━━━ Data to process ━━━

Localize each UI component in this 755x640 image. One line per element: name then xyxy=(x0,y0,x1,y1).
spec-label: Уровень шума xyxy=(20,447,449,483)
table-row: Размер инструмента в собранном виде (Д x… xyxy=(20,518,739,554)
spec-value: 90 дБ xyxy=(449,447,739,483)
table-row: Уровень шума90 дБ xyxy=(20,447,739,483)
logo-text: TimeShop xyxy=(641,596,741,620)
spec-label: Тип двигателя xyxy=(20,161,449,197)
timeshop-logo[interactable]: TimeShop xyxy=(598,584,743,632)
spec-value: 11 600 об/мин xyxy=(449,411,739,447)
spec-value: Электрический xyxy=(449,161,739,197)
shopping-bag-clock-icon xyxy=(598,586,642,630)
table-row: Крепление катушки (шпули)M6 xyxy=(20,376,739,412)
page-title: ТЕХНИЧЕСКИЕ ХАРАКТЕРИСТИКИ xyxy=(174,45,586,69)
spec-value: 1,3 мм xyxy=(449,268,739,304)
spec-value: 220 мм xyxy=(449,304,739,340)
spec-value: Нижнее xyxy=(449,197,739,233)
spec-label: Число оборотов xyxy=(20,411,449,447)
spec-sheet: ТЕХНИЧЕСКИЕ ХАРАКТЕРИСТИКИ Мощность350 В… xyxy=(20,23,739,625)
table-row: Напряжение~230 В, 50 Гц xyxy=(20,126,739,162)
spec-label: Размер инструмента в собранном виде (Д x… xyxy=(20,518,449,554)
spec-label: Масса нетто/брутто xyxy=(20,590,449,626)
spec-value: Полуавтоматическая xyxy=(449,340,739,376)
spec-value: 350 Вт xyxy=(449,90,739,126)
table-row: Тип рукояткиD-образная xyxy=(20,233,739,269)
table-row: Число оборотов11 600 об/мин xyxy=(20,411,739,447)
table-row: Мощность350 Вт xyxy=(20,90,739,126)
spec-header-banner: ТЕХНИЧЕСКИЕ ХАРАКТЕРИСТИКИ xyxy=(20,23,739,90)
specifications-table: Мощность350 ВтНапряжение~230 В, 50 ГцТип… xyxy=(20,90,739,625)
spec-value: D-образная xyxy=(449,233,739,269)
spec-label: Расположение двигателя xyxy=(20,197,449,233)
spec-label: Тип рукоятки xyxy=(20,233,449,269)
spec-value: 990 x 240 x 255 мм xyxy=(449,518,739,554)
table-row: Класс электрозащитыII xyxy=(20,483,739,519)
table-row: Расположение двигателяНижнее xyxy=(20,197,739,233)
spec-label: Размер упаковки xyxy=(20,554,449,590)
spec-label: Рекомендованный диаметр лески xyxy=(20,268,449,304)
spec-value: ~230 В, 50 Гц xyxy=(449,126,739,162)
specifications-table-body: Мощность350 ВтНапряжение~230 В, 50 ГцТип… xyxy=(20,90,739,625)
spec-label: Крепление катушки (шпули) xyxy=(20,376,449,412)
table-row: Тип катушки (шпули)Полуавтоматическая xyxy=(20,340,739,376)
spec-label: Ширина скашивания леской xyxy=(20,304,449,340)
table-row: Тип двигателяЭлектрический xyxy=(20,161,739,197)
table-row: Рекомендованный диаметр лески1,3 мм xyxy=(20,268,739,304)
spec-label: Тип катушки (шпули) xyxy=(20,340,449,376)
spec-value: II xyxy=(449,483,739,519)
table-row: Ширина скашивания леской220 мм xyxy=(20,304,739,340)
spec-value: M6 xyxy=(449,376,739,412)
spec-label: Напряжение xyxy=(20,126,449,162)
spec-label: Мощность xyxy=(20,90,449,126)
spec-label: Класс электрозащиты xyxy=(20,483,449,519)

━━━

* Given request:
Copy every line of the entries above without changing anything.

* Exercise solution:
Localize each UI component in this 755x640 image. One line per element: name then xyxy=(x0,y0,x1,y1).
spec-label: Уровень шума xyxy=(20,447,449,483)
table-row: Размер инструмента в собранном виде (Д x… xyxy=(20,518,739,554)
spec-value: 90 дБ xyxy=(449,447,739,483)
table-row: Уровень шума90 дБ xyxy=(20,447,739,483)
logo-text: TimeShop xyxy=(641,596,741,620)
spec-label: Тип двигателя xyxy=(20,161,449,197)
timeshop-logo[interactable]: TimeShop xyxy=(598,584,743,632)
spec-value: 11 600 об/мин xyxy=(449,411,739,447)
spec-value: Электрический xyxy=(449,161,739,197)
shopping-bag-clock-icon xyxy=(598,586,642,630)
table-row: Крепление катушки (шпули)M6 xyxy=(20,376,739,412)
page-title: ТЕХНИЧЕСКИЕ ХАРАКТЕРИСТИКИ xyxy=(174,45,586,69)
spec-value: 1,3 мм xyxy=(449,268,739,304)
spec-value: 220 мм xyxy=(449,304,739,340)
spec-value: Нижнее xyxy=(449,197,739,233)
spec-label: Число оборотов xyxy=(20,411,449,447)
spec-sheet: ТЕХНИЧЕСКИЕ ХАРАКТЕРИСТИКИ Мощность350 В… xyxy=(20,23,739,625)
table-row: Напряжение~230 В, 50 Гц xyxy=(20,126,739,162)
spec-label: Размер инструмента в собранном виде (Д x… xyxy=(20,518,449,554)
spec-label: Масса нетто/брутто xyxy=(20,590,449,626)
spec-value: Полуавтоматическая xyxy=(449,340,739,376)
spec-value: 350 Вт xyxy=(449,90,739,126)
table-row: Тип рукояткиD-образная xyxy=(20,233,739,269)
table-row: Число оборотов11 600 об/мин xyxy=(20,411,739,447)
table-row: Мощность350 Вт xyxy=(20,90,739,126)
spec-header-banner: ТЕХНИЧЕСКИЕ ХАРАКТЕРИСТИКИ xyxy=(20,23,739,90)
specifications-table: Мощность350 ВтНапряжение~230 В, 50 ГцТип… xyxy=(20,90,739,625)
spec-value: D-образная xyxy=(449,233,739,269)
spec-label: Расположение двигателя xyxy=(20,197,449,233)
spec-label: Тип рукоятки xyxy=(20,233,449,269)
spec-value: 990 x 240 x 255 мм xyxy=(449,518,739,554)
table-row: Класс электрозащитыII xyxy=(20,483,739,519)
table-row: Расположение двигателяНижнее xyxy=(20,197,739,233)
spec-label: Размер упаковки xyxy=(20,554,449,590)
spec-label: Рекомендованный диаметр лески xyxy=(20,268,449,304)
spec-value: ~230 В, 50 Гц xyxy=(449,126,739,162)
specifications-table-body: Мощность350 ВтНапряжение~230 В, 50 ГцТип… xyxy=(20,90,739,625)
spec-label: Крепление катушки (шпули) xyxy=(20,376,449,412)
table-row: Тип катушки (шпули)Полуавтоматическая xyxy=(20,340,739,376)
spec-label: Ширина скашивания леской xyxy=(20,304,449,340)
table-row: Тип двигателяЭлектрический xyxy=(20,161,739,197)
table-row: Рекомендованный диаметр лески1,3 мм xyxy=(20,268,739,304)
spec-label: Тип катушки (шпули) xyxy=(20,340,449,376)
spec-value: II xyxy=(449,483,739,519)
table-row: Ширина скашивания леской220 мм xyxy=(20,304,739,340)
spec-value: M6 xyxy=(449,376,739,412)
spec-label: Напряжение xyxy=(20,126,449,162)
spec-label: Мощность xyxy=(20,90,449,126)
spec-label: Класс электрозащиты xyxy=(20,483,449,519)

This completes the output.